(Rows from a dataset)
————

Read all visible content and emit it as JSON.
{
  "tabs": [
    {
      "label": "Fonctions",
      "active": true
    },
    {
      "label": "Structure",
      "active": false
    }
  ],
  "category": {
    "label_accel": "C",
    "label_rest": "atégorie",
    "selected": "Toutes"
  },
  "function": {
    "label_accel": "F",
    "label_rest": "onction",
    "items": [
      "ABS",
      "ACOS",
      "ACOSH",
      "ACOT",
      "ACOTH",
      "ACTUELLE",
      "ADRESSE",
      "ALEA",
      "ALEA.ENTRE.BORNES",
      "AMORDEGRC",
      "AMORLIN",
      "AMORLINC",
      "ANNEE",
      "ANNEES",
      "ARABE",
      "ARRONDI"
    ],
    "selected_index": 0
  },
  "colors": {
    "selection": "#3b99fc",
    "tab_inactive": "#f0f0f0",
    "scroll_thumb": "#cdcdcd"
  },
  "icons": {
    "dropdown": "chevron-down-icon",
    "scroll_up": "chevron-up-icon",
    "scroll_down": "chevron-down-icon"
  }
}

————

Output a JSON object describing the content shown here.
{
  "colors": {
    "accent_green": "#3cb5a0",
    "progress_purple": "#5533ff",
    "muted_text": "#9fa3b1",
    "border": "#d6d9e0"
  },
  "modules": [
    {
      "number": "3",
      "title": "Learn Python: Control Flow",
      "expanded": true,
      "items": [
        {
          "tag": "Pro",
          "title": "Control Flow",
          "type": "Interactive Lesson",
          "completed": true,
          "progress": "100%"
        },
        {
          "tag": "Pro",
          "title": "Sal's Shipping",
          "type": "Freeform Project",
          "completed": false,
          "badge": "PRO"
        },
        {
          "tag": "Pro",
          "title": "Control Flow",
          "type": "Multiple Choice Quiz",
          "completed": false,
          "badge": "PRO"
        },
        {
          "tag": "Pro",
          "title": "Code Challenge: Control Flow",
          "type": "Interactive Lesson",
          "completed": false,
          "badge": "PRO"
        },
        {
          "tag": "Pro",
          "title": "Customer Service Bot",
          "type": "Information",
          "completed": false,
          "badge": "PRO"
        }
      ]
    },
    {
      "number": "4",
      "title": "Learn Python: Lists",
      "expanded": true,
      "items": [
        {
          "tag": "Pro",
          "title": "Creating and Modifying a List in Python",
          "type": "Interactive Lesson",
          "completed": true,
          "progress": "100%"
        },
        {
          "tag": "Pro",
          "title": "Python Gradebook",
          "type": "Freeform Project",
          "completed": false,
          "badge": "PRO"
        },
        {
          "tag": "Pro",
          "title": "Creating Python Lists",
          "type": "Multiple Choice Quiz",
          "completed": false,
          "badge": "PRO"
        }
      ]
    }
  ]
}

————

Find the count of lines in the data above where the string "down" occurs. Provide that number alone.

2